Can you convert the lines of each of these records into a JSON list of strings, one string per line, dropping blank lines and leaving the pictures out?

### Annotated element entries

====

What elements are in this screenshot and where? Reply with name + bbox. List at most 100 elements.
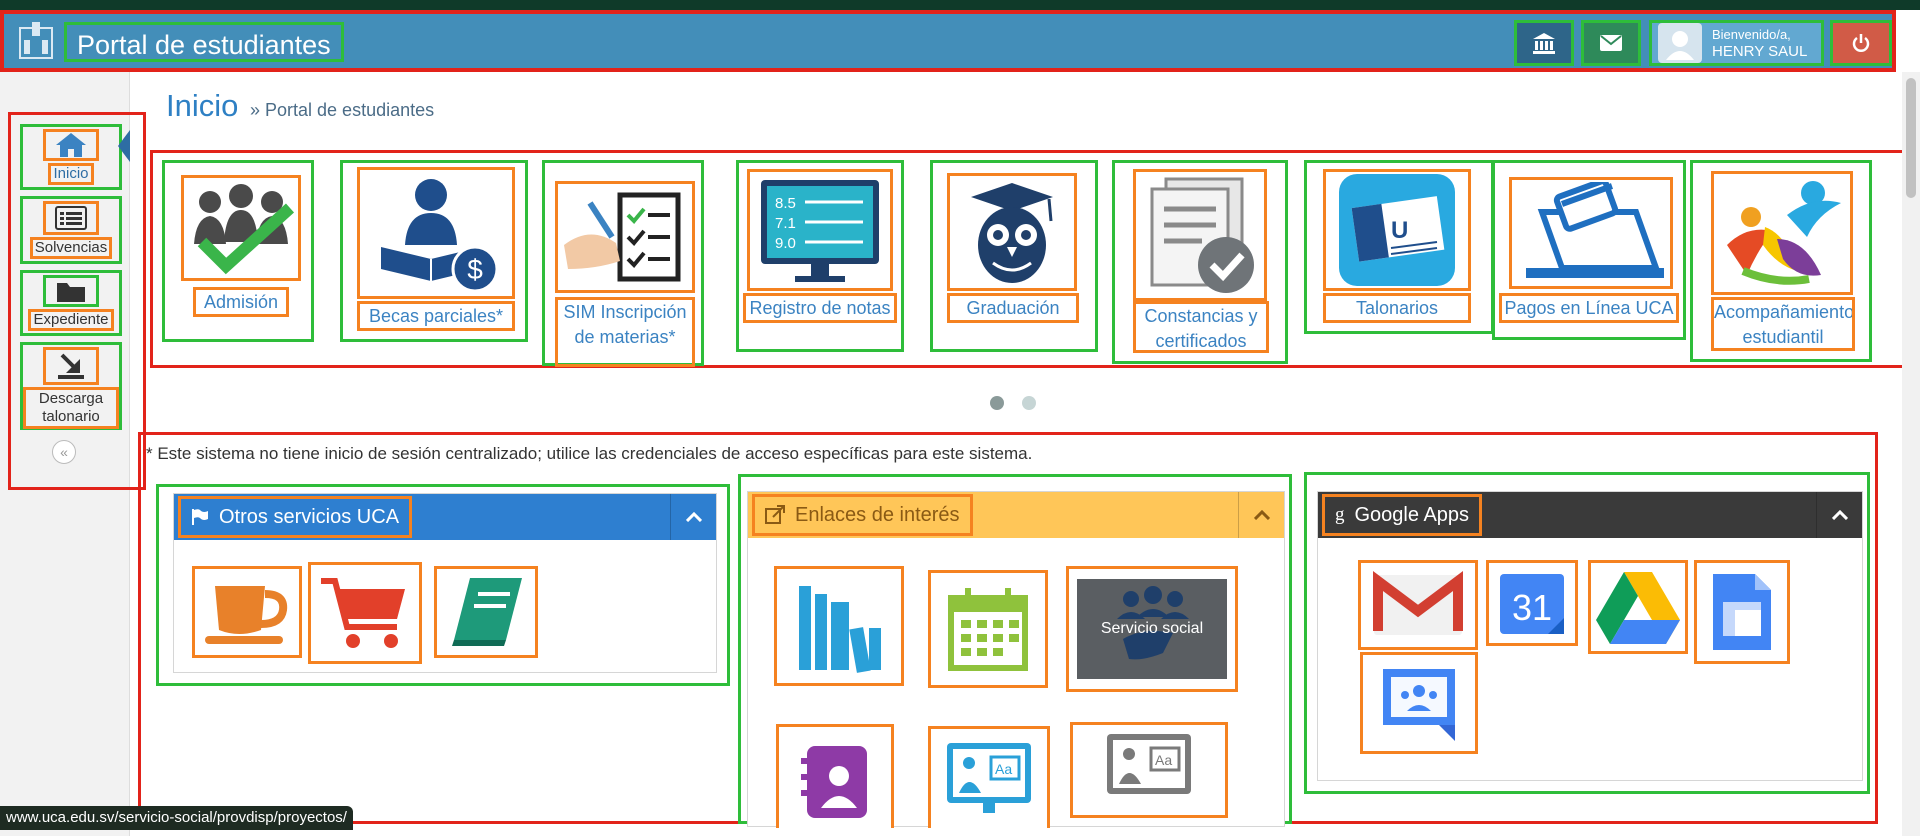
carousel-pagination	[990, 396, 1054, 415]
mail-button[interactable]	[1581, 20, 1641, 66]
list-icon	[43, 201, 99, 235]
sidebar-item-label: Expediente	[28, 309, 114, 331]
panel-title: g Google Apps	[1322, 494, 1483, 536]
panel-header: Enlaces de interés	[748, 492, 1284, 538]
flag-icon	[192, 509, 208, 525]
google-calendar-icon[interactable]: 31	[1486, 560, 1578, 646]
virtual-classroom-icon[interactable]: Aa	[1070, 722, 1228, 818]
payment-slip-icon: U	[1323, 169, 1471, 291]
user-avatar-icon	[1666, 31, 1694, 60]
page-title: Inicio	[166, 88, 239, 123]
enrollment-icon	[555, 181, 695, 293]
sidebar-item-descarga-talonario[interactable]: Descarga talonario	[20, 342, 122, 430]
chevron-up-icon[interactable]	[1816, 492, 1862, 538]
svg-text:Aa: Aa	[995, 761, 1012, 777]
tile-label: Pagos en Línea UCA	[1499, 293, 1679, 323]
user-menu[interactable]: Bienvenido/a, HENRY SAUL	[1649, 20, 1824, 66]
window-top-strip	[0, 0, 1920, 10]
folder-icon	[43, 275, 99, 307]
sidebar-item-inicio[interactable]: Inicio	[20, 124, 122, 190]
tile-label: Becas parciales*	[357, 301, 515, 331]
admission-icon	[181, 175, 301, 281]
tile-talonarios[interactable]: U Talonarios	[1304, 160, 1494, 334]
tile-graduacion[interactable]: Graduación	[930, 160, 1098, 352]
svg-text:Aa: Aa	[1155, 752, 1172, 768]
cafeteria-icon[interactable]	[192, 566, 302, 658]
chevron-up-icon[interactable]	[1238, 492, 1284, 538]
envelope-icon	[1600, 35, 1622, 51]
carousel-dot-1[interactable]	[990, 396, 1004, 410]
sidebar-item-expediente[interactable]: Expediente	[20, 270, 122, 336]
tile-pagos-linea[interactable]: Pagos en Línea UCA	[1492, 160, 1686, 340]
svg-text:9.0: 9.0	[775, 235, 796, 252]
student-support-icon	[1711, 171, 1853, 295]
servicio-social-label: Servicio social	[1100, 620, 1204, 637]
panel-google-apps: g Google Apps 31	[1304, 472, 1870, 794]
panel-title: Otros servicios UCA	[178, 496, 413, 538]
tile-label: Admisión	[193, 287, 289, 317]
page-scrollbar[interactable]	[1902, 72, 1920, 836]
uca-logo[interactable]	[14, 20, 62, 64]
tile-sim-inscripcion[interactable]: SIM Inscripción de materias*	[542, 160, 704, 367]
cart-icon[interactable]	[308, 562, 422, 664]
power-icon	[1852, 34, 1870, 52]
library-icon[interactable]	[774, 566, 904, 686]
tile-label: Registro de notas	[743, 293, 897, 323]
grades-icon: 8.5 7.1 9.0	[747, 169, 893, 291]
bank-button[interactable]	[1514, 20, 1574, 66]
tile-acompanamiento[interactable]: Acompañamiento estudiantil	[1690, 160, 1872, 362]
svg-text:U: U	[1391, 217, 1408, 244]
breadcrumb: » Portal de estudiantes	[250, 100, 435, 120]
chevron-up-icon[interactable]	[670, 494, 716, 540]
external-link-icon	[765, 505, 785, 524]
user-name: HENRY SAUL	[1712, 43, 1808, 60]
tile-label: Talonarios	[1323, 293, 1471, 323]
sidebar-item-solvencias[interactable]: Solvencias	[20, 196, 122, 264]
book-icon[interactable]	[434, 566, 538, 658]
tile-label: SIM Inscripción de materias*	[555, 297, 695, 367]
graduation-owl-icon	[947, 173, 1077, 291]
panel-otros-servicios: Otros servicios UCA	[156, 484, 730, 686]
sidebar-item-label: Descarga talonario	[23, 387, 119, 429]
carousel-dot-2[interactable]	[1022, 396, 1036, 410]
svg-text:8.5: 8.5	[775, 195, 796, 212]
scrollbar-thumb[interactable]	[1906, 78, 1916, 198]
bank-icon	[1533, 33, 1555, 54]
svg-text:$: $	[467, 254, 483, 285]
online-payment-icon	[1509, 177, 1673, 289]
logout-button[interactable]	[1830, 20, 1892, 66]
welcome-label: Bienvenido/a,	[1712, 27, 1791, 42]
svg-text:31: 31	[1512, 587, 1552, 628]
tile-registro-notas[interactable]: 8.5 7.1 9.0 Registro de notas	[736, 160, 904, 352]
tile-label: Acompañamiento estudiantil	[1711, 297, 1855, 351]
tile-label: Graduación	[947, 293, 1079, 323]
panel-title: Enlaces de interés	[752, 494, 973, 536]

====

### Response to this exercise
[
  "What elements are in this screenshot and where? Reply with name + bbox. List at most 100 elements.",
  "carousel-pagination\t[990, 396, 1054, 415]",
  "mail-button[interactable]\t[1581, 20, 1641, 66]",
  "list-icon\t[43, 201, 99, 235]",
  "sidebar-item-label: Expediente\t[28, 309, 114, 331]",
  "panel-title: g Google Apps\t[1322, 494, 1483, 536]",
  "panel-header: Enlaces de interés\t[748, 492, 1284, 538]",
  "flag-icon\t[192, 509, 208, 525]",
  "google-calendar-icon[interactable]: 31\t[1486, 560, 1578, 646]",
  "virtual-classroom-icon[interactable]: Aa\t[1070, 722, 1228, 818]",
  "payment-slip-icon: U\t[1323, 169, 1471, 291]",
  "user-avatar-icon\t[1666, 31, 1694, 60]",
  "page-title: Inicio\t[166, 88, 239, 123]",
  "enrollment-icon\t[555, 181, 695, 293]",
  "sidebar-item-descarga-talonario[interactable]: Descarga talonario\t[20, 342, 122, 430]",
  "chevron-up-icon[interactable]\t[1816, 492, 1862, 538]",
  "svg-text:Aa: Aa\t[995, 761, 1012, 777]",
  "tile-label: Pagos en Línea UCA\t[1499, 293, 1679, 323]",
  "user-menu[interactable]: Bienvenido/a, HENRY SAUL\t[1649, 20, 1824, 66]",
  "window-top-strip\t[0, 0, 1920, 10]",
  "folder-icon\t[43, 275, 99, 307]",
  "sidebar-item-inicio[interactable]: Inicio\t[20, 124, 122, 190]",
  "tile-label: Becas parciales*\t[357, 301, 515, 331]",
  "admission-icon\t[181, 175, 301, 281]",
  "tile-talonarios[interactable]: U Talonarios\t[1304, 160, 1494, 334]",
  "tile-graduacion[interactable]: Graduación\t[930, 160, 1098, 352]",
  "svg-text:Aa: Aa\t[1155, 752, 1172, 768]",
  "cafeteria-icon[interactable]\t[192, 566, 302, 658]",
  "chevron-up-icon[interactable]\t[1238, 492, 1284, 538]",
  "envelope-icon\t[1600, 35, 1622, 51]",
  "carousel-dot-1[interactable]\t[990, 396, 1004, 410]",
  "sidebar-item-expediente[interactable]: Expediente\t[20, 270, 122, 336]",
  "tile-pagos-linea[interactable]: Pagos en Línea UCA\t[1492, 160, 1686, 340]",
  "svg-text:9.0: 9.0\t[775, 235, 796, 252]",
  "student-support-icon\t[1711, 171, 1853, 295]",
  "servicio-social-label: Servicio social\t[1100, 620, 1204, 637]",
  "panel-google-apps: g Google Apps 31\t[1304, 472, 1870, 794]",
  "panel-title: Otros servicios UCA\t[178, 496, 413, 538]",
  "tile-label: Admisión\t[193, 287, 289, 317]",
  "page-scrollbar[interactable]\t[1902, 72, 1920, 836]",
  "uca-logo[interactable]\t[14, 20, 62, 64]",
  "tile-sim-inscripcion[interactable]: SIM Inscripción de materias*\t[542, 160, 704, 367]",
  "cart-icon[interactable]\t[308, 562, 422, 664]",
  "power-icon\t[1852, 34, 1870, 52]",
  "library-icon[interactable]\t[774, 566, 904, 686]",
  "tile-label: Registro de notas\t[743, 293, 897, 323]",
  "grades-icon: 8.5 7.1 9.0\t[747, 169, 893, 291]",
  "bank-button[interactable]\t[1514, 20, 1574, 66]",
  "tile-acompanamiento[interactable]: Acompañamiento estudiantil\t[1690, 160, 1872, 362]",
  "svg-text:U: U\t[1391, 217, 1408, 244]",
  "breadcrumb: » Portal de estudiantes\t[250, 100, 435, 120]",
  "chevron-up-icon[interactable]\t[670, 494, 716, 540]",
  "external-link-icon\t[765, 505, 785, 524]",
  "user-name: HENRY SAUL\t[1712, 43, 1808, 60]",
  "tile-label: Talonarios\t[1323, 293, 1471, 323]",
  "sidebar-item-solvencias[interactable]: Solvencias\t[20, 196, 122, 264]",
  "book-icon[interactable]\t[434, 566, 538, 658]",
  "tile-label: SIM Inscripción de materias*\t[555, 297, 695, 367]",
  "graduation-owl-icon\t[947, 173, 1077, 291]",
  "panel-otros-servicios: Otros servicios UCA\t[156, 484, 730, 686]",
  "sidebar-item-label: Descarga talonario\t[23, 387, 119, 429]",
  "carousel-dot-2[interactable]\t[1022, 396, 1036, 410]",
  "svg-text:8.5: 8.5\t[775, 195, 796, 212]",
  "scrollbar-thumb[interactable]\t[1906, 78, 1916, 198]",
  "bank-icon\t[1533, 33, 1555, 54]",
  "svg-text:$: $\t[467, 254, 483, 285]",
  "online-payment-icon\t[1509, 177, 1673, 289]",
  "logout-button[interactable]\t[1830, 20, 1892, 66]",
  "welcome-label: Bienvenido/a,\t[1712, 27, 1791, 42]",
  "svg-text:31: 31\t[1512, 587, 1552, 628]",
  "tile-registro-notas[interactable]: 8.5 7.1 9.0 Registro de notas\t[736, 160, 904, 352]",
  "tile-label: Acompañamiento estudiantil\t[1711, 297, 1855, 351]",
  "tile-label: Graduación\t[947, 293, 1079, 323]",
  "panel-title: Enlaces de interés\t[752, 494, 973, 536]"
]